» **Task details**: Identify each line holding the string "left" and copy it.

--- Records for processing ---

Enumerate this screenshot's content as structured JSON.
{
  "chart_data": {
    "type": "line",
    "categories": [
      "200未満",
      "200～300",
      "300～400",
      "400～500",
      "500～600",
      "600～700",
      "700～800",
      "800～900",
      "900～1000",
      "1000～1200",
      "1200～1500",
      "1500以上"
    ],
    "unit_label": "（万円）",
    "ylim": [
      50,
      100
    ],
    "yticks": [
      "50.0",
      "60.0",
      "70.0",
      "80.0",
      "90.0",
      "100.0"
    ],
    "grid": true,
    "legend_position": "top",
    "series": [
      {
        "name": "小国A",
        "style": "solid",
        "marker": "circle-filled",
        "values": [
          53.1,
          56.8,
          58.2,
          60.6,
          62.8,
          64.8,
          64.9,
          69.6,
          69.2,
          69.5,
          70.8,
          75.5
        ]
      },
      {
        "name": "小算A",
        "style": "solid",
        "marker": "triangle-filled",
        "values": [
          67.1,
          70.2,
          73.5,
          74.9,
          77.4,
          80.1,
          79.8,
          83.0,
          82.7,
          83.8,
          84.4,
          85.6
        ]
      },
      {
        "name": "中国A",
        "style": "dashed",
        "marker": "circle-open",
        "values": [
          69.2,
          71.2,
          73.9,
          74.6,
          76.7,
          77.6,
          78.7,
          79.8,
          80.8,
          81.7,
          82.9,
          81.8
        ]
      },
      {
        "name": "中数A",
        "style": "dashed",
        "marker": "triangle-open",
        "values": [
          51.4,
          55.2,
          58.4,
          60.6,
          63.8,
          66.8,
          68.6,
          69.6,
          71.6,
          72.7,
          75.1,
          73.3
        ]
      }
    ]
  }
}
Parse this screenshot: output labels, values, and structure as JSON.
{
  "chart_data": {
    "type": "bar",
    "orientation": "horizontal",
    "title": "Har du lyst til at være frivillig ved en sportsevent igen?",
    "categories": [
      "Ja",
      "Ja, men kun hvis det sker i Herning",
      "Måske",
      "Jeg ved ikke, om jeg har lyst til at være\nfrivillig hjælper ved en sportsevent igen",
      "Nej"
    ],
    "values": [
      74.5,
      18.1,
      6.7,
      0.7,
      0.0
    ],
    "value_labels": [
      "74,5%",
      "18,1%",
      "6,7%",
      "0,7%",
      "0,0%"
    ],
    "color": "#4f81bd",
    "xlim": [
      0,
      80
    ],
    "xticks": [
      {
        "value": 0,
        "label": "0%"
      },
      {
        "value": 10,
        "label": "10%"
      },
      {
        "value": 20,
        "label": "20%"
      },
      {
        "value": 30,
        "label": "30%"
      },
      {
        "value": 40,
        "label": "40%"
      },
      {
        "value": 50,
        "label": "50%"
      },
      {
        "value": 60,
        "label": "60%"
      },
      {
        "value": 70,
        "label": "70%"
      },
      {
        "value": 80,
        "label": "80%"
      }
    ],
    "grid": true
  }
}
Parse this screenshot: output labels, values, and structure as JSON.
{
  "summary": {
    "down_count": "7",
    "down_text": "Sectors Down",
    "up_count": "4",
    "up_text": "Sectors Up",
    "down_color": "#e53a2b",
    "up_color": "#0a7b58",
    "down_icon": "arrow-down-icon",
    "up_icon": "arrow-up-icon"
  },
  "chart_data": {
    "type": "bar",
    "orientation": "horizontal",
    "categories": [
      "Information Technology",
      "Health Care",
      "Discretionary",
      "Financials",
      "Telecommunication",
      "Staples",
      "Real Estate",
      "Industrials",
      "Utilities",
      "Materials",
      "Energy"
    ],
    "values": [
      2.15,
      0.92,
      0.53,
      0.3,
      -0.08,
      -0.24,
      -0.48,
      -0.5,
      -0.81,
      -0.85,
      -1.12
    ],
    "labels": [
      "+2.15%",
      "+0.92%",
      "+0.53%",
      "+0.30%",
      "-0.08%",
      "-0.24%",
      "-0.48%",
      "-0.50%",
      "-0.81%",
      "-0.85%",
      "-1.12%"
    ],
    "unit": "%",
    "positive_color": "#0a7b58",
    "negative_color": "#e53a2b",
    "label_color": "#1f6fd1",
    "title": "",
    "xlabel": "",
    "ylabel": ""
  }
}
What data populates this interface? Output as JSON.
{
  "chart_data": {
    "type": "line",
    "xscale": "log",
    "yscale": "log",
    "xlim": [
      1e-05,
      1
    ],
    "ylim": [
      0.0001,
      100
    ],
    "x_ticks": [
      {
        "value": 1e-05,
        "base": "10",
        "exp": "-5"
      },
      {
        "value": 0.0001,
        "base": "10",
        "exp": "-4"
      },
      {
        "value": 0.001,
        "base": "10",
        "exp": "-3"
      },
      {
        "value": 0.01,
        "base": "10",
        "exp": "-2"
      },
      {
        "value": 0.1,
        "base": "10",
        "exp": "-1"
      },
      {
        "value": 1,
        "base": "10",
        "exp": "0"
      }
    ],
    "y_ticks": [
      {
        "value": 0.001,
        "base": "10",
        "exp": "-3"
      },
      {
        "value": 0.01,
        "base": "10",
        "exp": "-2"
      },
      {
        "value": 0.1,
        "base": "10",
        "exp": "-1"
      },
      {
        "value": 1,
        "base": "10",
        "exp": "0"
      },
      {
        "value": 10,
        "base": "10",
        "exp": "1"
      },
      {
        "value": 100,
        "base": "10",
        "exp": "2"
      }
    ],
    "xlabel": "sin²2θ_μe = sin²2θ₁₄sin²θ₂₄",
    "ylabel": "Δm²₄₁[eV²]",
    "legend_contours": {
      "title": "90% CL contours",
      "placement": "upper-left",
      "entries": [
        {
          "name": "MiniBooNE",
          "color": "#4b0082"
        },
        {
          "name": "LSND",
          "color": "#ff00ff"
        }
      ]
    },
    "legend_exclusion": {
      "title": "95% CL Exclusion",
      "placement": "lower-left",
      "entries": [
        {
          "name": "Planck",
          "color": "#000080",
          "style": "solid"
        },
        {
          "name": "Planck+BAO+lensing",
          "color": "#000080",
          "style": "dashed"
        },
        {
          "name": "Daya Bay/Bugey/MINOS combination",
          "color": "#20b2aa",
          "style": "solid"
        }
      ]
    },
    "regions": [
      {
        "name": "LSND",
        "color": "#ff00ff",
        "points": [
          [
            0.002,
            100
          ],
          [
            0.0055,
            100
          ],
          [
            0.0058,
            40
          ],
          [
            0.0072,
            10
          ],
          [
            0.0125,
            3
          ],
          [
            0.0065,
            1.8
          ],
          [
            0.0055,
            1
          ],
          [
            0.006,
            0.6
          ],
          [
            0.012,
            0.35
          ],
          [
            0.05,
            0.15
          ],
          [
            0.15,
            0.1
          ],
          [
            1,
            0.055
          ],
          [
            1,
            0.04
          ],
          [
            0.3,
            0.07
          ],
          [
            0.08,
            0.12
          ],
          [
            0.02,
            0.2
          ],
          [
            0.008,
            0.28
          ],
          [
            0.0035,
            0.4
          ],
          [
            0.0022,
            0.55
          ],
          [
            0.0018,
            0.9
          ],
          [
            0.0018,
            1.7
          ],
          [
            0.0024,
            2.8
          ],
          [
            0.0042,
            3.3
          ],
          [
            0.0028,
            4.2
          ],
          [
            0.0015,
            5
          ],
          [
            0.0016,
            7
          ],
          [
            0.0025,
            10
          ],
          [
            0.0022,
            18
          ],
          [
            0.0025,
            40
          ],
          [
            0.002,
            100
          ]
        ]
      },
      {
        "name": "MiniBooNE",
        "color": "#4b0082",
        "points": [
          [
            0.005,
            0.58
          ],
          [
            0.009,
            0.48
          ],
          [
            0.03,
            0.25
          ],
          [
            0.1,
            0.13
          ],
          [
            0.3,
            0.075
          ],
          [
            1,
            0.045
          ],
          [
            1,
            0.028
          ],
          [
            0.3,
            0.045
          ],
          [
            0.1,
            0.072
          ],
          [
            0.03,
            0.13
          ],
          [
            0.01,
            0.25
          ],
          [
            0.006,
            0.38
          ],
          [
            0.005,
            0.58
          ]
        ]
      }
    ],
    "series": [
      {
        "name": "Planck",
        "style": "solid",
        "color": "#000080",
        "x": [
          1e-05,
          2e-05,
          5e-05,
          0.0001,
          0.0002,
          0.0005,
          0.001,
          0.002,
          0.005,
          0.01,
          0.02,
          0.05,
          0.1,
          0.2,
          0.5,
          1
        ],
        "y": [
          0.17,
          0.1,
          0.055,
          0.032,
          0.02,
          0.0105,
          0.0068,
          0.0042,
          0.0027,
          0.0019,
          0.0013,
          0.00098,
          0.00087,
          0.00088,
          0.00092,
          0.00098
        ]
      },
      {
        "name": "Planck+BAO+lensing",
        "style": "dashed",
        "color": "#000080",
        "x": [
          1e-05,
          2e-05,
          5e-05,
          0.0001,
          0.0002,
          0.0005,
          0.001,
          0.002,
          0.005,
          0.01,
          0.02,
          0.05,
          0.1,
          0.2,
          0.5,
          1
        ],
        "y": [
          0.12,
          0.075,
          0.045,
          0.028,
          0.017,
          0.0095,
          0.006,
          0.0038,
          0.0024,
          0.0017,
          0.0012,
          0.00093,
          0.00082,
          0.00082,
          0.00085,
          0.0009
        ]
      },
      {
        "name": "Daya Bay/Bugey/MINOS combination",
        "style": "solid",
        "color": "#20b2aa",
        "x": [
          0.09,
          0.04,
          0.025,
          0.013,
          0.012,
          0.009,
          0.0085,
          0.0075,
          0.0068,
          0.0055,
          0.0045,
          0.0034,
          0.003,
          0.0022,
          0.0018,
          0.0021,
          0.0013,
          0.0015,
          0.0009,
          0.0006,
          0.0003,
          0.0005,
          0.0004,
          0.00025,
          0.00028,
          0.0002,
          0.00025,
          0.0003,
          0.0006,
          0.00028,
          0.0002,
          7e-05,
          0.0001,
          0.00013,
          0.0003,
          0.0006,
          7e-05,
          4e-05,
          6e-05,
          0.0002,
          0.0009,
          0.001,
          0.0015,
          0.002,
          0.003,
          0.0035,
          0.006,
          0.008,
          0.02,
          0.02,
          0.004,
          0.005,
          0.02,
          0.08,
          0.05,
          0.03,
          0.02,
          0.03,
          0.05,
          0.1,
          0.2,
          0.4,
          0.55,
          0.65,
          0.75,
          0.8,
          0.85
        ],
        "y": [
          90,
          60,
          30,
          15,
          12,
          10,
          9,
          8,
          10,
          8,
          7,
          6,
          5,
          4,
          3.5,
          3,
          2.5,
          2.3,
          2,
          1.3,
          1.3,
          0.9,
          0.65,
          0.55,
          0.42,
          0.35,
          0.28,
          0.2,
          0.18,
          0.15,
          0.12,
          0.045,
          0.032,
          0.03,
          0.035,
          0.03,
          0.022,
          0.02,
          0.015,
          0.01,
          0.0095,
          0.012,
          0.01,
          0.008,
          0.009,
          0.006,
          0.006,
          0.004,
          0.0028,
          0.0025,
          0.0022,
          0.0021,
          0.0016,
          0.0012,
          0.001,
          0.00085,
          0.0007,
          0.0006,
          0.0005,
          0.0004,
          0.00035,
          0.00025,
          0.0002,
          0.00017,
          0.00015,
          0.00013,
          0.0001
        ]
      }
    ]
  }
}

---

» **Task answer**:
      "placement": "upper-left",
      "placement": "lower-left",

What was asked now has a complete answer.